- [Required task]:
Copy each line of the data below with the word "this".

==== Given records

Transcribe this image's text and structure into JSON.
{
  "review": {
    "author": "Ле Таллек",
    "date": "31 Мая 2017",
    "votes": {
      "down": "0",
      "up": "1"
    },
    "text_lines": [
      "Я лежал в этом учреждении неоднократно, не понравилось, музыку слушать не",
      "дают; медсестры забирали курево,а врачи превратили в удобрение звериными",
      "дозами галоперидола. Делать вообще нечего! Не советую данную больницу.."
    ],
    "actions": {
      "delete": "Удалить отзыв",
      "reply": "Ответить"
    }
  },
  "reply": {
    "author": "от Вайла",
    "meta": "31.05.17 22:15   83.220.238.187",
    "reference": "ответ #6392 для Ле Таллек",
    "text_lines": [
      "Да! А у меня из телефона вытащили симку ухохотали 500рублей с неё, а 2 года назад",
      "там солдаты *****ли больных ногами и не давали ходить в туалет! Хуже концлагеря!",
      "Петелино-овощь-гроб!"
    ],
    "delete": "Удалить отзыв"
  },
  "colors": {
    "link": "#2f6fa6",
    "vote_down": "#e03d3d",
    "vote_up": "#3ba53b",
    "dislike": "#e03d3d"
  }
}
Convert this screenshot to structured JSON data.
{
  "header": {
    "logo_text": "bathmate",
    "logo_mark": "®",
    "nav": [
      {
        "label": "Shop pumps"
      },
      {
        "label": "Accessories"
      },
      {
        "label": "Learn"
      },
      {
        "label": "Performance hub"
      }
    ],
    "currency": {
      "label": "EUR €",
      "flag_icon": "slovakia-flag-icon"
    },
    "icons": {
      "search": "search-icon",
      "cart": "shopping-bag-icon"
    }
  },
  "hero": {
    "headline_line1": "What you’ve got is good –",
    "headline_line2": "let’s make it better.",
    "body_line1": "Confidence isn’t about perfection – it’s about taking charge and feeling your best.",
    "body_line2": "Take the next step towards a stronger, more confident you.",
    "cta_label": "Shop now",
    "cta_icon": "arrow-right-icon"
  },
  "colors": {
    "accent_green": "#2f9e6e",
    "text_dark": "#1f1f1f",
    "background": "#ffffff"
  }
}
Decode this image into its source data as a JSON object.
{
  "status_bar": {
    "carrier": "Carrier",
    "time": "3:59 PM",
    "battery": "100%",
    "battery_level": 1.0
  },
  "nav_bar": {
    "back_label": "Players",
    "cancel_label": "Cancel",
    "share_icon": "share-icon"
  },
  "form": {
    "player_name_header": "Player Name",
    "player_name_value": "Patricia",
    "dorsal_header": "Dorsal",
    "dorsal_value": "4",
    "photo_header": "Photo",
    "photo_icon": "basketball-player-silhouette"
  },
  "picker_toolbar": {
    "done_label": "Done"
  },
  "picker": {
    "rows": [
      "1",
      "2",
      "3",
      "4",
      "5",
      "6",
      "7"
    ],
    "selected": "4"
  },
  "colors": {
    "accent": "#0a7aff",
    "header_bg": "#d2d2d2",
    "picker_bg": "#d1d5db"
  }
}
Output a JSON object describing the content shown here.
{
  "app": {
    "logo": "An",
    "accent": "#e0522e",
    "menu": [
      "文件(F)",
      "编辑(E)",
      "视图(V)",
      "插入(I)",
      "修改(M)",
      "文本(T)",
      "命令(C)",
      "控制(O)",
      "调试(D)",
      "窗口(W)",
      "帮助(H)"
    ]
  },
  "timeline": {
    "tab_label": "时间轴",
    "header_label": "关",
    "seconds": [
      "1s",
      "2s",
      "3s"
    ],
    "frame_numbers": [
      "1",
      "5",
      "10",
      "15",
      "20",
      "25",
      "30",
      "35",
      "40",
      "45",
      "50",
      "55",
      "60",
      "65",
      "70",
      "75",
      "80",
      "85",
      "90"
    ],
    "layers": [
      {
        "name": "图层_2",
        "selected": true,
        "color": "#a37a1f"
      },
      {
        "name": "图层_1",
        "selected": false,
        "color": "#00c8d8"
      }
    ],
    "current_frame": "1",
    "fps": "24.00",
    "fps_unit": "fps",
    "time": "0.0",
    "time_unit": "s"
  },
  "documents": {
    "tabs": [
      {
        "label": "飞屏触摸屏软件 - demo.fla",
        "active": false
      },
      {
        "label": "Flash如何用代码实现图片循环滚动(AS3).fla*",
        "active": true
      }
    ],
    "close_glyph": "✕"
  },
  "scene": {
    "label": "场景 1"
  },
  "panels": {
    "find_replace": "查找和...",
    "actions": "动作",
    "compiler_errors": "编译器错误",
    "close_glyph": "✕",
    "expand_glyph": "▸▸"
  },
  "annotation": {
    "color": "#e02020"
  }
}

========

- [Task result]:
Transcribe this image's text and structure into JSON.
Convert this screenshot to structured JSON data.
Decode this image into its source data as a JSON object.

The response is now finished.